** Problem description **
Output each line exactly as it appears, skipping any embedded picture.

** Provided information **
****
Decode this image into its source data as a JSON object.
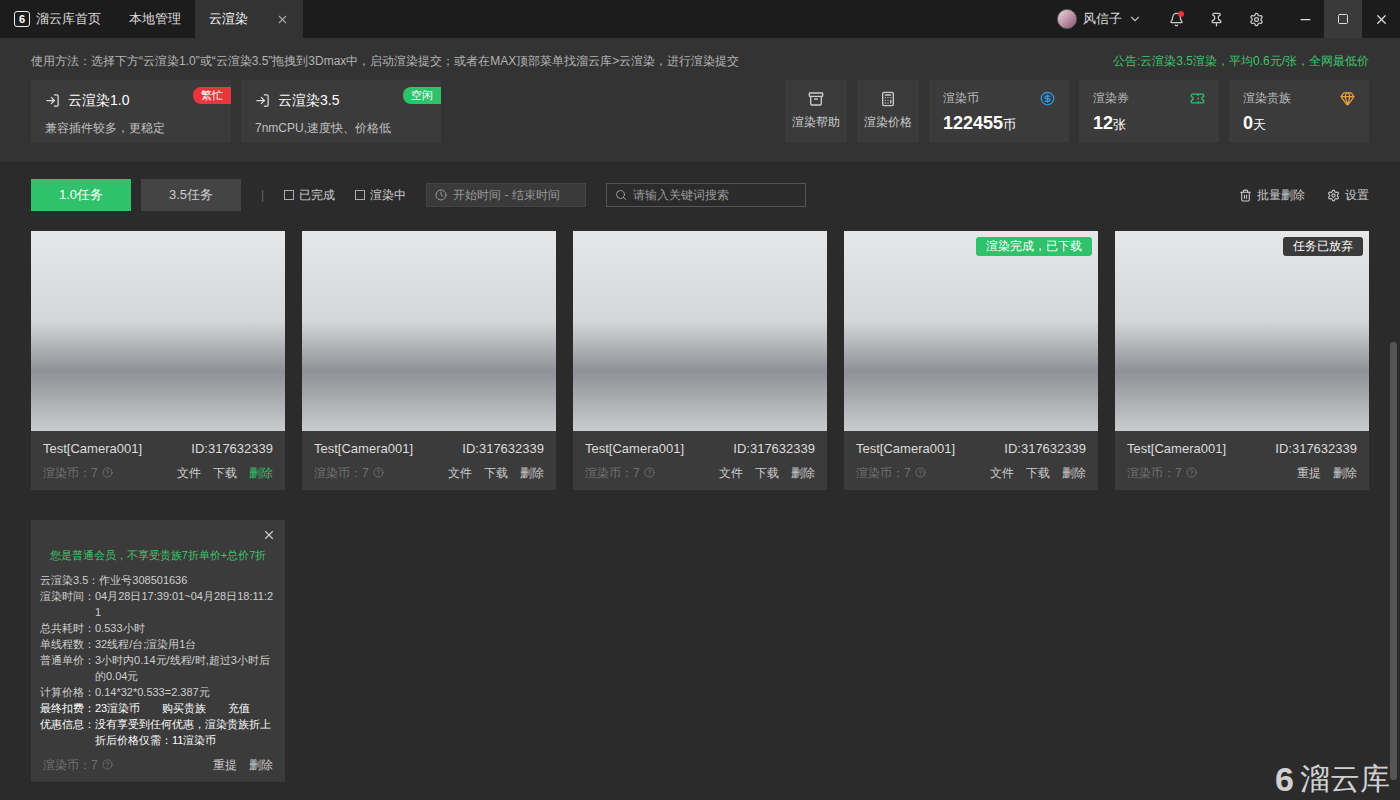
{
  "window": {
    "logo": "6",
    "tabs": [
      {
        "label": "溜云库首页",
        "selected": false,
        "closable": false,
        "logo": true
      },
      {
        "label": "本地管理",
        "selected": false,
        "closable": false,
        "logo": false
      },
      {
        "label": "云渲染",
        "selected": true,
        "closable": true,
        "logo": false
      }
    ],
    "user": {
      "name": "风信子"
    },
    "notifications": {
      "unread": true
    },
    "controls": [
      {
        "kind": "minimize",
        "highlighted": false
      },
      {
        "kind": "maximize",
        "highlighted": true
      },
      {
        "kind": "close",
        "highlighted": false
      }
    ]
  },
  "header": {
    "usage": "使用方法：选择下方“云渲染1.0”或“云渲染3.5”拖拽到3Dmax中，启动渲染提交；或者在MAX顶部菜单找溜云库>云渲染，进行渲染提交",
    "notice": "公告:云渲染3.5渲染，平均0.6元/张，全网最低价",
    "render_options": [
      {
        "title": "云渲染1.0",
        "badge": "繁忙",
        "color": "#e8363c",
        "desc": "兼容插件较多，更稳定"
      },
      {
        "title": "云渲染3.5",
        "badge": "空闲",
        "color": "#2fc26b",
        "desc": "7nmCPU,速度快、价格低"
      }
    ],
    "tools": [
      "渲染帮助",
      "渲染价格"
    ],
    "stats": [
      {
        "label": "渲染币",
        "value": "122455",
        "unit": "币"
      },
      {
        "label": "渲染券",
        "value": "12",
        "unit": "张"
      },
      {
        "label": "渲染贵族",
        "value": "0",
        "unit": "天"
      }
    ]
  },
  "filters": {
    "task_tabs": [
      {
        "label": "1.0任务",
        "selected": true
      },
      {
        "label": "3.5任务",
        "selected": false
      }
    ],
    "separator": "|",
    "checkboxes": [
      {
        "label": "已完成",
        "checked": false
      },
      {
        "label": "渲染中",
        "checked": false
      }
    ],
    "date_range": "开始时间 - 结束时间",
    "search_placeholder": "请输入关键词搜索",
    "actions": [
      {
        "label": "批量删除",
        "kind": "delete"
      },
      {
        "label": "设置",
        "kind": "settings"
      }
    ]
  },
  "tasks": [
    {
      "name": "Test[Camera001]",
      "id": "ID:317632339",
      "cost": "渲染币：7",
      "status": null,
      "actions": [
        {
          "label": "文件",
          "highlighted": false
        },
        {
          "label": "下载",
          "highlighted": false
        },
        {
          "label": "删除",
          "highlighted": true
        }
      ]
    },
    {
      "name": "Test[Camera001]",
      "id": "ID:317632339",
      "cost": "渲染币：7",
      "status": null,
      "actions": [
        {
          "label": "文件",
          "highlighted": false
        },
        {
          "label": "下载",
          "highlighted": false
        },
        {
          "label": "删除",
          "highlighted": false
        }
      ]
    },
    {
      "name": "Test[Camera001]",
      "id": "ID:317632339",
      "cost": "渲染币：7",
      "status": null,
      "actions": [
        {
          "label": "文件",
          "highlighted": false
        },
        {
          "label": "下载",
          "highlighted": false
        },
        {
          "label": "删除",
          "highlighted": false
        }
      ]
    },
    {
      "name": "Test[Camera001]",
      "id": "ID:317632339",
      "cost": "渲染币：7",
      "status": {
        "label": "渲染完成，已下载",
        "color": "#2fc26b"
      },
      "actions": [
        {
          "label": "文件",
          "highlighted": false
        },
        {
          "label": "下载",
          "highlighted": false
        },
        {
          "label": "删除",
          "highlighted": false
        }
      ]
    },
    {
      "name": "Test[Camera001]",
      "id": "ID:317632339",
      "cost": "渲染币：7",
      "status": {
        "label": "任务已放弃",
        "color": "#3a3a3a"
      },
      "actions": [
        {
          "label": "重提",
          "highlighted": false
        },
        {
          "label": "删除",
          "highlighted": false
        }
      ]
    }
  ],
  "detail": {
    "member_note": "您是普通会员，不享受贵族7折单价+总价7折",
    "rows": [
      {
        "label": "云渲染3.5：",
        "value": "作业号308501636",
        "kind": "normal"
      },
      {
        "label": "渲染时间：",
        "value": "04月28日17:39:01~04月28日18:11:21",
        "kind": "normal"
      },
      {
        "label": "总共耗时：",
        "value": "0.533小时",
        "kind": "normal"
      },
      {
        "label": "单线程数：",
        "value": "32线程/台;渲染用1台",
        "kind": "normal"
      },
      {
        "label": "普通单价：",
        "value": "3小时内0.14元/线程/时,超过3小时后的0.04元",
        "kind": "normal"
      },
      {
        "label": "计算价格：",
        "value": "0.14*32*0.533=2.387元",
        "kind": "normal"
      },
      {
        "label": "最终扣费：",
        "value": "23渲染币",
        "kind": "charge",
        "links": [
          "购买贵族",
          "充值"
        ]
      },
      {
        "label": "优惠信息：",
        "value": "没有享受到任何优惠，渲染贵族折上折后价格仅需：11渲染币",
        "kind": "emphasis"
      }
    ],
    "cost": "渲染币：7",
    "actions": [
      {
        "label": "重提",
        "highlighted": false
      },
      {
        "label": "删除",
        "highlighted": false
      }
    ]
  },
  "watermark": {
    "logo": "6",
    "text": "溜云库"
  },
  "scrollbar": {
    "level": 0.71
  }
}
****
** Exercise output **
Decode this image into its source data as a JSON object.
{
  "window": {
    "logo": "6",
    "tabs": [
      {
        "label": "溜云库首页",
        "selected": false,
        "closable": false,
        "logo": true
      },
      {
        "label": "本地管理",
        "selected": false,
        "closable": false,
        "logo": false
      },
      {
        "label": "云渲染",
        "selected": true,
        "closable": true,
        "logo": false
      }
    ],
    "user": {
      "name": "风信子"
    },
    "notifications": {
      "unread": true
    },
    "controls": [
      {
        "kind": "minimize",
        "highlighted": false
      },
      {
        "kind": "maximize",
        "highlighted": true
      },
      {
        "kind": "close",
        "highlighted": false
      }
    ]
  },
  "header": {
    "usage": "使用方法：选择下方“云渲染1.0”或“云渲染3.5”拖拽到3Dmax中，启动渲染提交；或者在MAX顶部菜单找溜云库>云渲染，进行渲染提交",
    "notice": "公告:云渲染3.5渲染，平均0.6元/张，全网最低价",
    "render_options": [
      {
        "title": "云渲染1.0",
        "badge": "繁忙",
        "color": "#e8363c",
        "desc": "兼容插件较多，更稳定"
      },
      {
        "title": "云渲染3.5",
        "badge": "空闲",
        "color": "#2fc26b",
        "desc": "7nmCPU,速度快、价格低"
      }
    ],
    "tools": [
      "渲染帮助",
      "渲染价格"
    ],
    "stats": [
      {
        "label": "渲染币",
        "value": "122455",
        "unit": "币"
      },
      {
        "label": "渲染券",
        "value": "12",
        "unit": "张"
      },
      {
        "label": "渲染贵族",
        "value": "0",
        "unit": "天"
      }
    ]
  },
  "filters": {
    "task_tabs": [
      {
        "label": "1.0任务",
        "selected": true
      },
      {
        "label": "3.5任务",
        "selected": false
      }
    ],
    "separator": "|",
    "checkboxes": [
      {
        "label": "已完成",
        "checked": false
      },
      {
        "label": "渲染中",
        "checked": false
      }
    ],
    "date_range": "开始时间 - 结束时间",
    "search_placeholder": "请输入关键词搜索",
    "actions": [
      {
        "label": "批量删除",
        "kind": "delete"
      },
      {
        "label": "设置",
        "kind": "settings"
      }
    ]
  },
  "tasks": [
    {
      "name": "Test[Camera001]",
      "id": "ID:317632339",
      "cost": "渲染币：7",
      "status": null,
      "actions": [
        {
          "label": "文件",
          "highlighted": false
        },
        {
          "label": "下载",
          "highlighted": false
        },
        {
          "label": "删除",
          "highlighted": true
        }
      ]
    },
    {
      "name": "Test[Camera001]",
      "id": "ID:317632339",
      "cost": "渲染币：7",
      "status": null,
      "actions": [
        {
          "label": "文件",
          "highlighted": false
        },
        {
          "label": "下载",
          "highlighted": false
        },
        {
          "label": "删除",
          "highlighted": false
        }
      ]
    },
    {
      "name": "Test[Camera001]",
      "id": "ID:317632339",
      "cost": "渲染币：7",
      "status": null,
      "actions": [
        {
          "label": "文件",
          "highlighted": false
        },
        {
          "label": "下载",
          "highlighted": false
        },
        {
          "label": "删除",
          "highlighted": false
        }
      ]
    },
    {
      "name": "Test[Camera001]",
      "id": "ID:317632339",
      "cost": "渲染币：7",
      "status": {
        "label": "渲染完成，已下载",
        "color": "#2fc26b"
      },
      "actions": [
        {
          "label": "文件",
          "highlighted": false
        },
        {
          "label": "下载",
          "highlighted": false
        },
        {
          "label": "删除",
          "highlighted": false
        }
      ]
    },
    {
      "name": "Test[Camera001]",
      "id": "ID:317632339",
      "cost": "渲染币：7",
      "status": {
        "label": "任务已放弃",
        "color": "#3a3a3a"
      },
      "actions": [
        {
          "label": "重提",
          "highlighted": false
        },
        {
          "label": "删除",
          "highlighted": false
        }
      ]
    }
  ],
  "detail": {
    "member_note": "您是普通会员，不享受贵族7折单价+总价7折",
    "rows": [
      {
        "label": "云渲染3.5：",
        "value": "作业号308501636",
        "kind": "normal"
      },
      {
        "label": "渲染时间：",
        "value": "04月28日17:39:01~04月28日18:11:21",
        "kind": "normal"
      },
      {
        "label": "总共耗时：",
        "value": "0.533小时",
        "kind": "normal"
      },
      {
        "label": "单线程数：",
        "value": "32线程/台;渲染用1台",
        "kind": "normal"
      },
      {
        "label": "普通单价：",
        "value": "3小时内0.14元/线程/时,超过3小时后的0.04元",
        "kind": "normal"
      },
      {
        "label": "计算价格：",
        "value": "0.14*32*0.533=2.387元",
        "kind": "normal"
      },
      {
        "label": "最终扣费：",
        "value": "23渲染币",
        "kind": "charge",
        "links": [
          "购买贵族",
          "充值"
        ]
      },
      {
        "label": "优惠信息：",
        "value": "没有享受到任何优惠，渲染贵族折上折后价格仅需：11渲染币",
        "kind": "emphasis"
      }
    ],
    "cost": "渲染币：7",
    "actions": [
      {
        "label": "重提",
        "highlighted": false
      },
      {
        "label": "删除",
        "highlighted": false
      }
    ]
  },
  "watermark": {
    "logo": "6",
    "text": "溜云库"
  },
  "scrollbar": {
    "level": 0.71
  }
}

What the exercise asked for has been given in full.